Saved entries
╔══

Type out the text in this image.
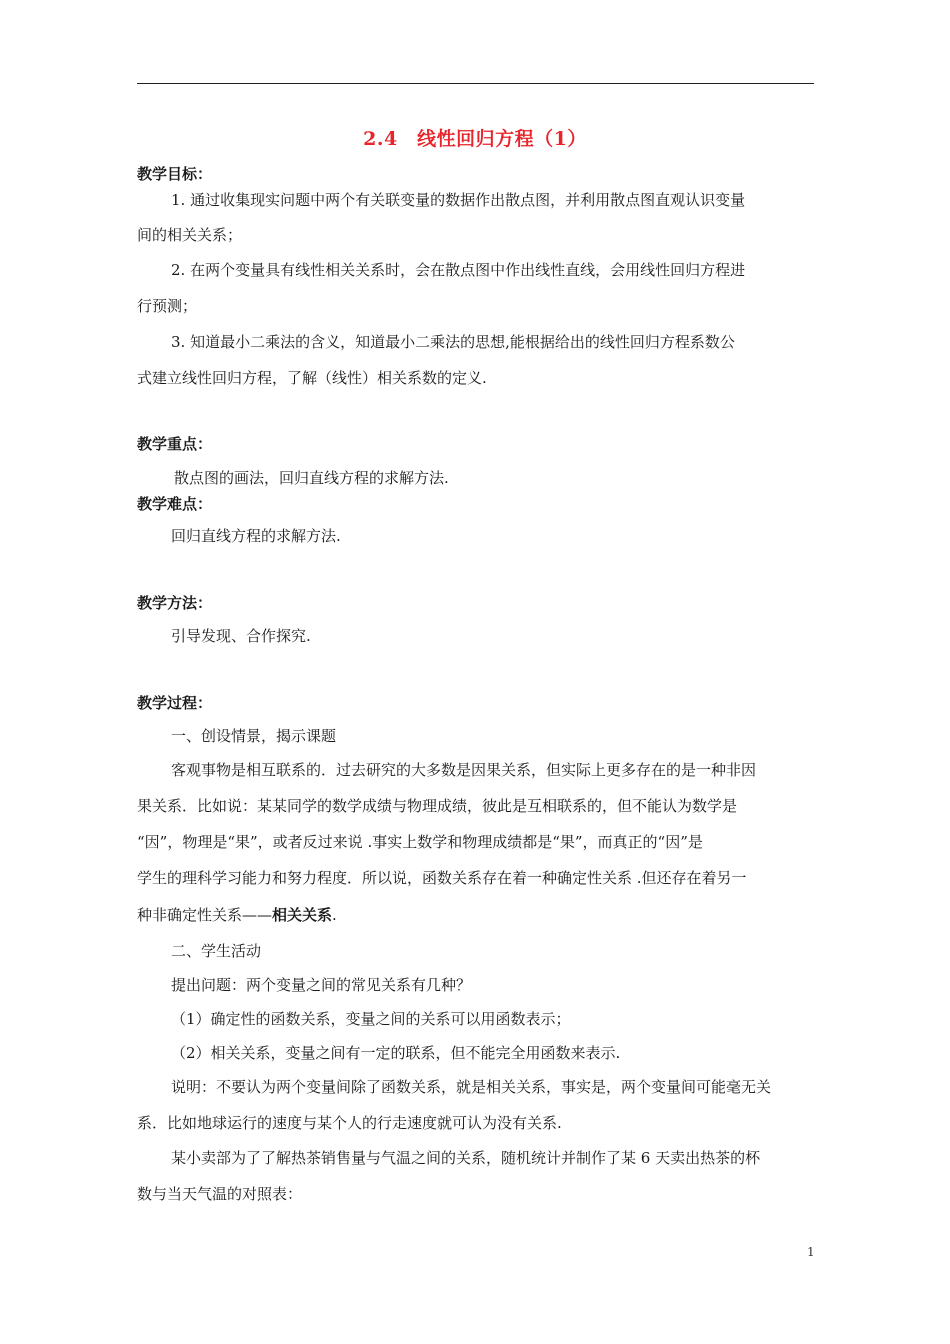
2.4　线性回归方程（1）
教学目标：
1. 通过收集现实问题中两个有关联变量的数据作出散点图，并利用散点图直观认识变量
间的相关关系；
2. 在两个变量具有线性相关关系时，会在散点图中作出线性直线，会用线性回归方程进
行预测；
3. 知道最小二乘法的含义，知道最小二乘法的思想,能根据给出的线性回归方程系数公
式建立线性回归方程，了解（线性）相关系数的定义.
教学重点：
散点图的画法，回归直线方程的求解方法.
教学难点：
回归直线方程的求解方法.
教学方法：
引导发现、合作探究.
教学过程：
一、创设情景，揭示课题
客观事物是相互联系的．过去研究的大多数是因果关系，但实际上更多存在的是一种非因
果关系．比如说：某某同学的数学成绩与物理成绩，彼此是互相联系的，但不能认为数学是
“因”，物理是“果”，或者反过来说 .事实上数学和物理成绩都是“果”，而真正的“因”是
学生的理科学习能力和努力程度．所以说，函数关系存在着一种确定性关系 .但还存在着另一
种非确定性关系——相关关系.
二、学生活动
提出问题：两个变量之间的常见关系有几种？
（1）确定性的函数关系，变量之间的关系可以用函数表示；
（2）相关关系，变量之间有一定的联系，但不能完全用函数来表示.
说明：不要认为两个变量间除了函数关系，就是相关关系，事实是，两个变量间可能毫无关
系．比如地球运行的速度与某个人的行走速度就可认为没有关系.
某小卖部为了了解热茶销售量与气温之间的关系，随机统计并制作了某 6 天卖出热茶的杯
数与当天气温的对照表：
1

╚══

STATED TASK: Set the entries down again exactly. Do not include the images.

TASK RESPONSE:
Type out the text in this image.
2.4　线性回归方程（1）
教学目标：
1. 通过收集现实问题中两个有关联变量的数据作出散点图，并利用散点图直观认识变量
间的相关关系；
2. 在两个变量具有线性相关关系时，会在散点图中作出线性直线，会用线性回归方程进
行预测；
3. 知道最小二乘法的含义，知道最小二乘法的思想,能根据给出的线性回归方程系数公
式建立线性回归方程，了解（线性）相关系数的定义.
教学重点：
散点图的画法，回归直线方程的求解方法.
教学难点：
回归直线方程的求解方法.
教学方法：
引导发现、合作探究.
教学过程：
一、创设情景，揭示课题
客观事物是相互联系的．过去研究的大多数是因果关系，但实际上更多存在的是一种非因
果关系．比如说：某某同学的数学成绩与物理成绩，彼此是互相联系的，但不能认为数学是
“因”，物理是“果”，或者反过来说 .事实上数学和物理成绩都是“果”，而真正的“因”是
学生的理科学习能力和努力程度．所以说，函数关系存在着一种确定性关系 .但还存在着另一
种非确定性关系——相关关系.
二、学生活动
提出问题：两个变量之间的常见关系有几种？
（1）确定性的函数关系，变量之间的关系可以用函数表示；
（2）相关关系，变量之间有一定的联系，但不能完全用函数来表示.
说明：不要认为两个变量间除了函数关系，就是相关关系，事实是，两个变量间可能毫无关
系．比如地球运行的速度与某个人的行走速度就可认为没有关系.
某小卖部为了了解热茶销售量与气温之间的关系，随机统计并制作了某 6 天卖出热茶的杯
数与当天气温的对照表：
1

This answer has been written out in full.